### Instructions to follow
Return the listing below verbatim. Pictures do not belong in the copy.

# Start of Data in this exercise

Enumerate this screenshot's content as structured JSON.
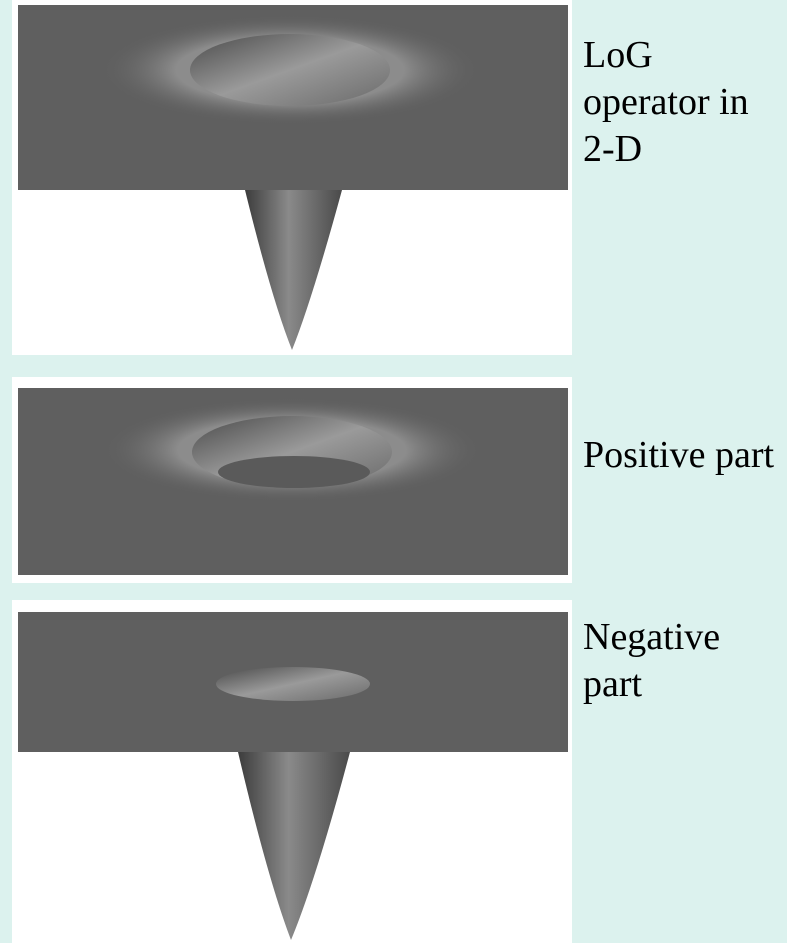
{
  "panels": [
    {
      "caption": "LoG operator in 2-D"
    },
    {
      "caption": "Positive part"
    },
    {
      "caption": "Negative part"
    }
  ]
}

# End of Data in this exercise

### Task solution
Enumerate this screenshot's content as structured JSON.
{
  "panels": [
    {
      "caption": "LoG operator in 2-D"
    },
    {
      "caption": "Positive part"
    },
    {
      "caption": "Negative part"
    }
  ]
}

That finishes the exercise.